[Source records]

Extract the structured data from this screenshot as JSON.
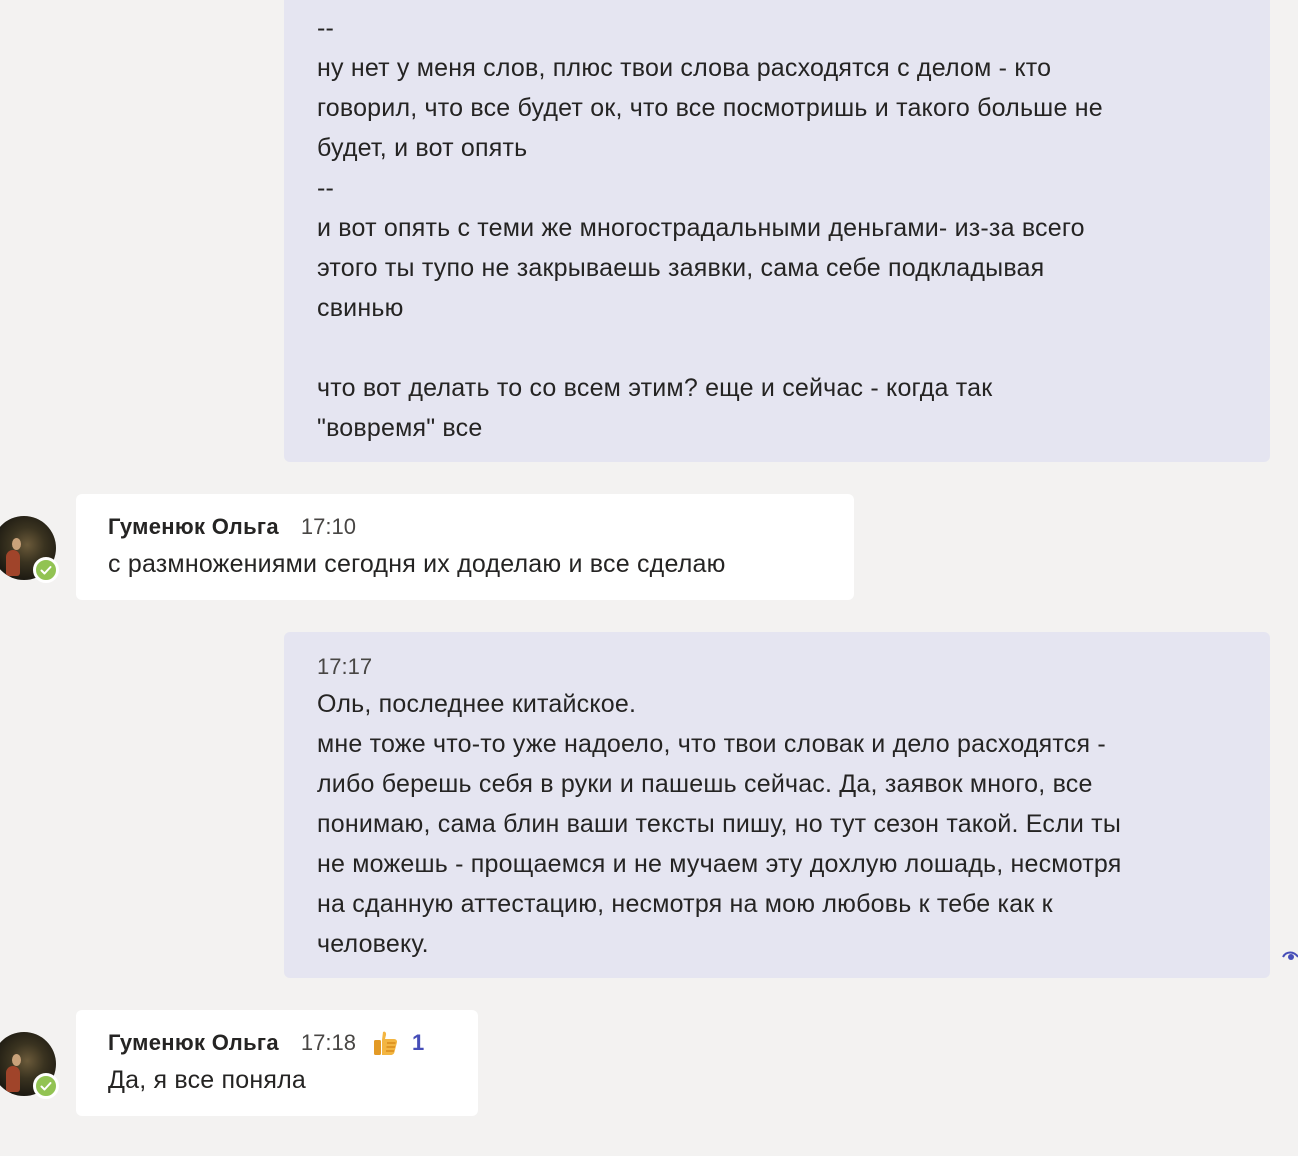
{
  "messages": [
    {
      "direction": "outgoing",
      "lines": [
        "--",
        "ну нет у меня слов, плюс твои слова расходятся с делом - кто",
        "говорил, что все будет ок, что все посмотришь и такого больше не",
        "будет, и вот опять",
        "--",
        "и вот опять с теми же многострадальными деньгами- из-за всего",
        "этого ты тупо не закрываешь заявки, сама себе подкладывая",
        "свинью",
        "",
        "что вот делать то со всем этим? еще и сейчас - когда так",
        "\"вовремя\" все"
      ]
    },
    {
      "direction": "incoming",
      "sender": "Гуменюк Ольга",
      "time": "17:10",
      "text": "с размножениями сегодня их доделаю и все сделаю",
      "avatar_icon": "avatar-photo",
      "status": "available"
    },
    {
      "direction": "outgoing",
      "time": "17:17",
      "lines": [
        "Оль, последнее китайское.",
        "мне тоже что-то уже надоело, что твои словак и дело расходятся -",
        "либо берешь себя в руки и пашешь сейчас. Да, заявок много, все",
        "понимаю, сама блин ваши тексты пишу, но тут сезон такой. Если ты",
        "не можешь - прощаемся и не мучаем эту дохлую лошадь, несмотря",
        "на сданную аттестацию, несмотря на мою любовь к тебе как к",
        "человеку."
      ]
    },
    {
      "direction": "incoming",
      "sender": "Гуменюк Ольга",
      "time": "17:18",
      "text": "Да, я все поняла",
      "avatar_icon": "avatar-photo",
      "status": "available",
      "reaction": {
        "icon": "thumbs-up-icon",
        "count": "1"
      }
    }
  ],
  "colors": {
    "background": "#f3f2f1",
    "outgoing_bubble": "#e5e5f1",
    "incoming_bubble": "#ffffff",
    "accent": "#464eb8",
    "status_available": "#92c353"
  }
}
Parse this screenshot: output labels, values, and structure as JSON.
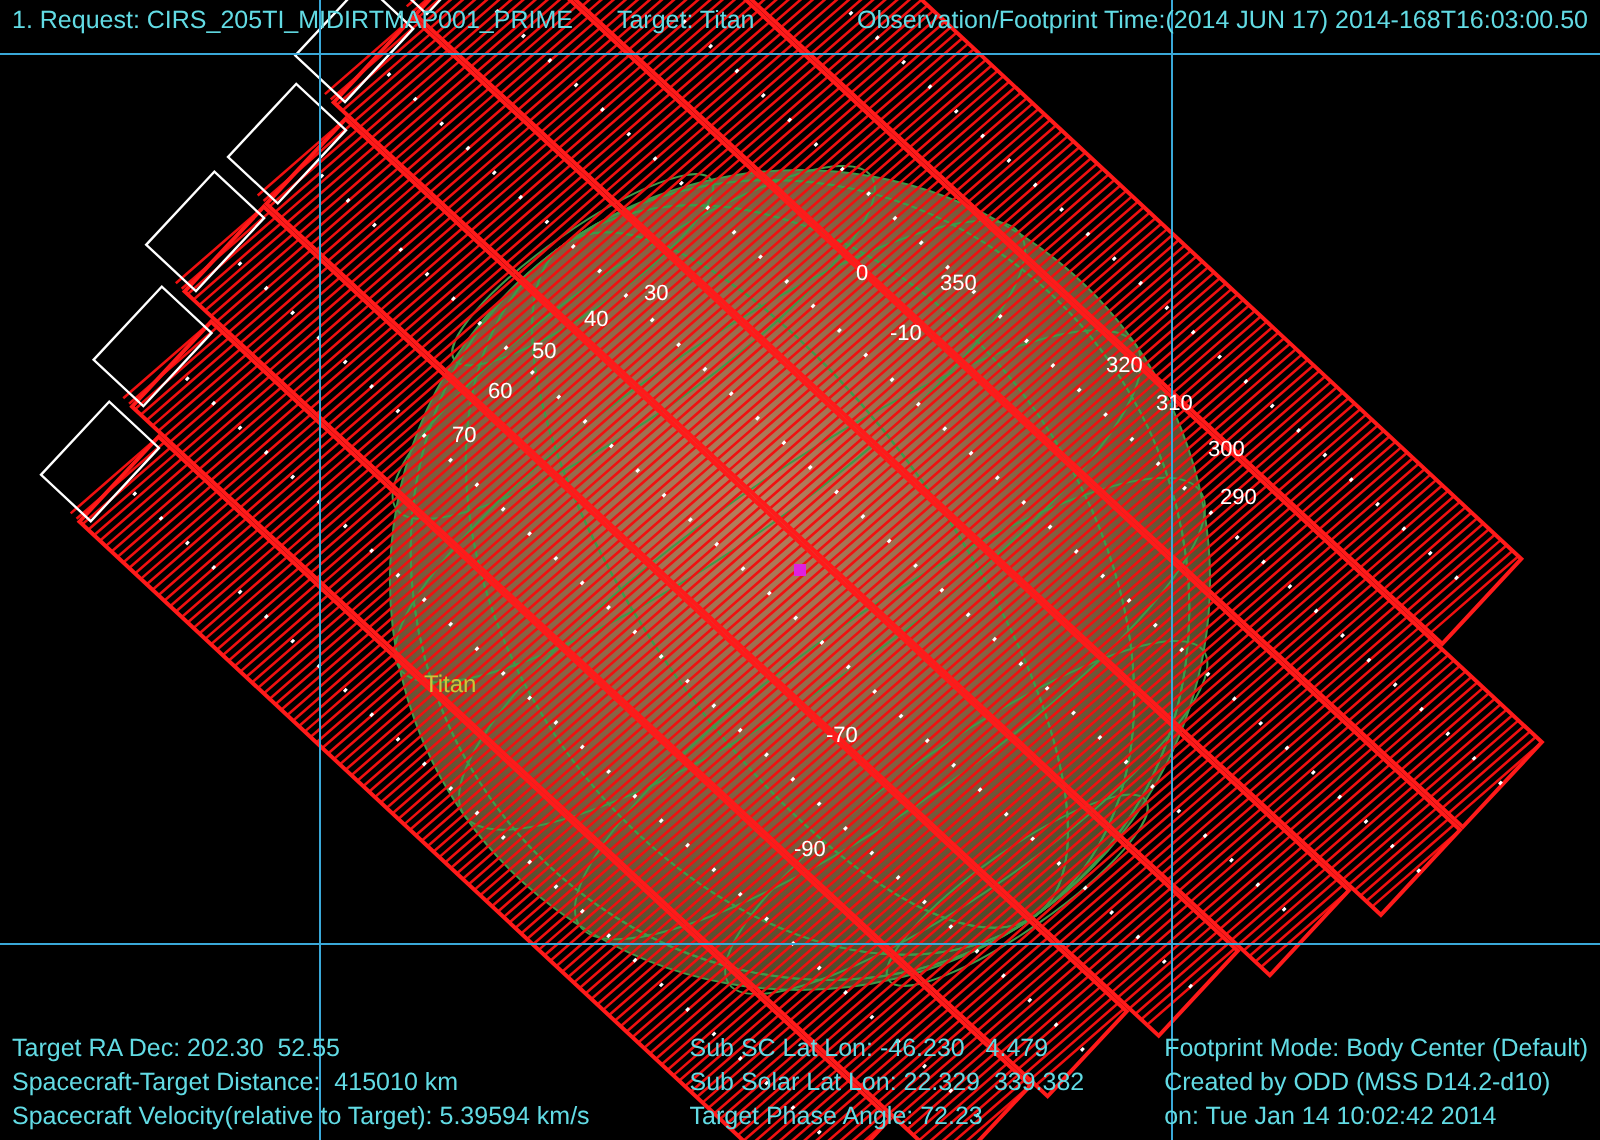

__Work to do__. None of the pictures should appear; repeat the records exactly otherwise.

__Task result__.
Extract the structured data from this screenshot as JSON.
{
  "messages": [
    {
      "direction": "outgoing",
      "lines": [
        "--",
        "ну нет у меня слов, плюс твои слова расходятся с делом - кто",
        "говорил, что все будет ок, что все посмотришь и такого больше не",
        "будет, и вот опять",
        "--",
        "и вот опять с теми же многострадальными деньгами- из-за всего",
        "этого ты тупо не закрываешь заявки, сама себе подкладывая",
        "свинью",
        "",
        "что вот делать то со всем этим? еще и сейчас - когда так",
        "\"вовремя\" все"
      ]
    },
    {
      "direction": "incoming",
      "sender": "Гуменюк Ольга",
      "time": "17:10",
      "text": "с размножениями сегодня их доделаю и все сделаю",
      "avatar_icon": "avatar-photo",
      "status": "available"
    },
    {
      "direction": "outgoing",
      "time": "17:17",
      "lines": [
        "Оль, последнее китайское.",
        "мне тоже что-то уже надоело, что твои словак и дело расходятся -",
        "либо берешь себя в руки и пашешь сейчас. Да, заявок много, все",
        "понимаю, сама блин ваши тексты пишу, но тут сезон такой. Если ты",
        "не можешь - прощаемся и не мучаем эту дохлую лошадь, несмотря",
        "на сданную аттестацию, несмотря на мою любовь к тебе как к",
        "человеку."
      ]
    },
    {
      "direction": "incoming",
      "sender": "Гуменюк Ольга",
      "time": "17:18",
      "text": "Да, я все поняла",
      "avatar_icon": "avatar-photo",
      "status": "available",
      "reaction": {
        "icon": "thumbs-up-icon",
        "count": "1"
      }
    }
  ],
  "colors": {
    "background": "#f3f2f1",
    "outgoing_bubble": "#e5e5f1",
    "incoming_bubble": "#ffffff",
    "accent": "#464eb8",
    "status_available": "#92c353"
  }
}
Parse this screenshot: output labels, values, and structure as JSON.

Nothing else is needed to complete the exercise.